= AIM =
Print every entry, word for word, and skip the images.

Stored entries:
-- begin --
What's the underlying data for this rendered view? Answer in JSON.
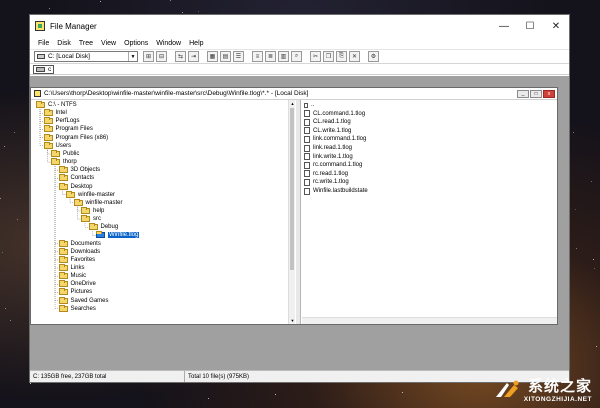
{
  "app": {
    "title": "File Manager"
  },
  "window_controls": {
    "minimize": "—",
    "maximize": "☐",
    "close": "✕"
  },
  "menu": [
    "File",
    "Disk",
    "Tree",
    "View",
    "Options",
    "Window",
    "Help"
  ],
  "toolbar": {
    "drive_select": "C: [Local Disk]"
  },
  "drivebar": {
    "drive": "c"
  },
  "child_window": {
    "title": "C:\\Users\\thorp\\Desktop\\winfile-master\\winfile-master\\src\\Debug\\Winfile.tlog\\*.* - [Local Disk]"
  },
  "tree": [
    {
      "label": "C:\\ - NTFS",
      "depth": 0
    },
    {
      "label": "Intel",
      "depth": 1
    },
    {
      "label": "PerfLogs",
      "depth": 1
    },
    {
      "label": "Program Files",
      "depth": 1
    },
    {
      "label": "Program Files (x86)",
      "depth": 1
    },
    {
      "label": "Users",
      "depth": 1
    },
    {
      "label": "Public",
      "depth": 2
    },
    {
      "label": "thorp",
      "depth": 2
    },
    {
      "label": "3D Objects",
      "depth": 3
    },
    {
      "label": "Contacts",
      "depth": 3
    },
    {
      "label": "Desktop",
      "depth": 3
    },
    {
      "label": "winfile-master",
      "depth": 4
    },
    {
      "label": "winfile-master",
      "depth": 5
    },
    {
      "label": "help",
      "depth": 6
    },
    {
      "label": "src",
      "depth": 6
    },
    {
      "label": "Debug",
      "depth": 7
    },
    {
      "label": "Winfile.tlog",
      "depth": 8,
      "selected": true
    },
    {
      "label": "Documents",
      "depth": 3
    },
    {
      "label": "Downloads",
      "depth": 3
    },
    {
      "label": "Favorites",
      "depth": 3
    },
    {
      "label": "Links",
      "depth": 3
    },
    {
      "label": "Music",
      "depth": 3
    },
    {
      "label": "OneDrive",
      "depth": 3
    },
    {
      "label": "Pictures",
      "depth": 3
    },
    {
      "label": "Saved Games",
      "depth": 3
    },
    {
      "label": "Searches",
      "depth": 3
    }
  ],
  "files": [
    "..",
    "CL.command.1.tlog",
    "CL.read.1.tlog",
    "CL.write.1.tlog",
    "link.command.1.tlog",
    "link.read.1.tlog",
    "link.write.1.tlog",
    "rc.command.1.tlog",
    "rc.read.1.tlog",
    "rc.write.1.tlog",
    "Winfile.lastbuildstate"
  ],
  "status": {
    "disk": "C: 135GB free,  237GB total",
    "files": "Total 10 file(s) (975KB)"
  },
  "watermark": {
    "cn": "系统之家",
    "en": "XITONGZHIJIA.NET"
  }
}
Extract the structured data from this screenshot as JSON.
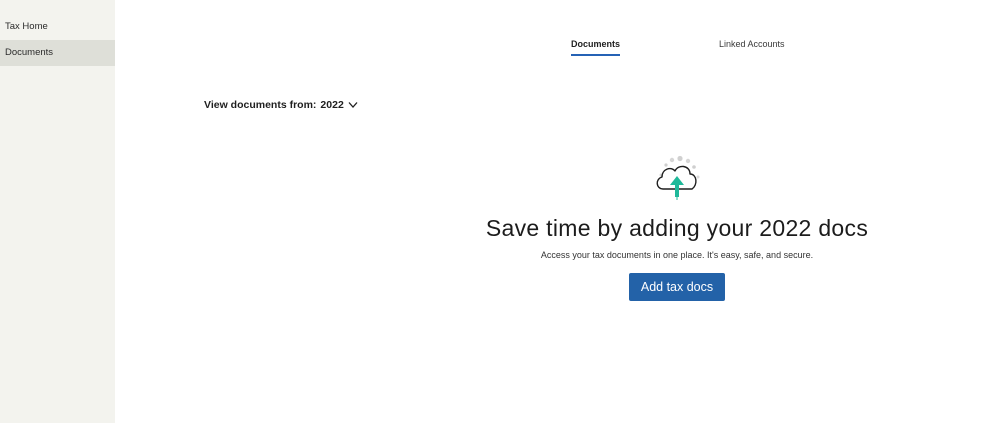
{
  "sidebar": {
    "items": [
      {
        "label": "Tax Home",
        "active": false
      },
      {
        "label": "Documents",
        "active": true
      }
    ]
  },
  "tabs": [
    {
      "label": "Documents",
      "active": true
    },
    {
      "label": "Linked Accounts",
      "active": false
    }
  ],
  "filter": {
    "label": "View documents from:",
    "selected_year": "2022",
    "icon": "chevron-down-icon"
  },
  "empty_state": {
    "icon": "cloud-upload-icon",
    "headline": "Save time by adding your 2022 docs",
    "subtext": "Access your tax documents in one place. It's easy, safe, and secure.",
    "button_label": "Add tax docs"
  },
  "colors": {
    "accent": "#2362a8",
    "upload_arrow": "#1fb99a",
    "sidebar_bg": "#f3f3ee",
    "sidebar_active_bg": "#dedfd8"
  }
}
-- end --
= OUTPUT FOR THIS EXERCISE =
What's the underlying data for this rendered view? Answer in JSON.
{
  "app": {
    "title": "File Manager"
  },
  "window_controls": {
    "minimize": "—",
    "maximize": "☐",
    "close": "✕"
  },
  "menu": [
    "File",
    "Disk",
    "Tree",
    "View",
    "Options",
    "Window",
    "Help"
  ],
  "toolbar": {
    "drive_select": "C: [Local Disk]"
  },
  "drivebar": {
    "drive": "c"
  },
  "child_window": {
    "title": "C:\\Users\\thorp\\Desktop\\winfile-master\\winfile-master\\src\\Debug\\Winfile.tlog\\*.* - [Local Disk]"
  },
  "tree": [
    {
      "label": "C:\\ - NTFS",
      "depth": 0
    },
    {
      "label": "Intel",
      "depth": 1
    },
    {
      "label": "PerfLogs",
      "depth": 1
    },
    {
      "label": "Program Files",
      "depth": 1
    },
    {
      "label": "Program Files (x86)",
      "depth": 1
    },
    {
      "label": "Users",
      "depth": 1
    },
    {
      "label": "Public",
      "depth": 2
    },
    {
      "label": "thorp",
      "depth": 2
    },
    {
      "label": "3D Objects",
      "depth": 3
    },
    {
      "label": "Contacts",
      "depth": 3
    },
    {
      "label": "Desktop",
      "depth": 3
    },
    {
      "label": "winfile-master",
      "depth": 4
    },
    {
      "label": "winfile-master",
      "depth": 5
    },
    {
      "label": "help",
      "depth": 6
    },
    {
      "label": "src",
      "depth": 6
    },
    {
      "label": "Debug",
      "depth": 7
    },
    {
      "label": "Winfile.tlog",
      "depth": 8,
      "selected": true
    },
    {
      "label": "Documents",
      "depth": 3
    },
    {
      "label": "Downloads",
      "depth": 3
    },
    {
      "label": "Favorites",
      "depth": 3
    },
    {
      "label": "Links",
      "depth": 3
    },
    {
      "label": "Music",
      "depth": 3
    },
    {
      "label": "OneDrive",
      "depth": 3
    },
    {
      "label": "Pictures",
      "depth": 3
    },
    {
      "label": "Saved Games",
      "depth": 3
    },
    {
      "label": "Searches",
      "depth": 3
    }
  ],
  "files": [
    "..",
    "CL.command.1.tlog",
    "CL.read.1.tlog",
    "CL.write.1.tlog",
    "link.command.1.tlog",
    "link.read.1.tlog",
    "link.write.1.tlog",
    "rc.command.1.tlog",
    "rc.read.1.tlog",
    "rc.write.1.tlog",
    "Winfile.lastbuildstate"
  ],
  "status": {
    "disk": "C: 135GB free,  237GB total",
    "files": "Total 10 file(s) (975KB)"
  },
  "watermark": {
    "cn": "系统之家",
    "en": "XITONGZHIJIA.NET"
  }
}
Extract the structured data from this screenshot as JSON.
{
  "sidebar": {
    "items": [
      {
        "label": "Tax Home",
        "active": false
      },
      {
        "label": "Documents",
        "active": true
      }
    ]
  },
  "tabs": [
    {
      "label": "Documents",
      "active": true
    },
    {
      "label": "Linked Accounts",
      "active": false
    }
  ],
  "filter": {
    "label": "View documents from:",
    "selected_year": "2022",
    "icon": "chevron-down-icon"
  },
  "empty_state": {
    "icon": "cloud-upload-icon",
    "headline": "Save time by adding your 2022 docs",
    "subtext": "Access your tax documents in one place. It's easy, safe, and secure.",
    "button_label": "Add tax docs"
  },
  "colors": {
    "accent": "#2362a8",
    "upload_arrow": "#1fb99a",
    "sidebar_bg": "#f3f3ee",
    "sidebar_active_bg": "#dedfd8"
  }
}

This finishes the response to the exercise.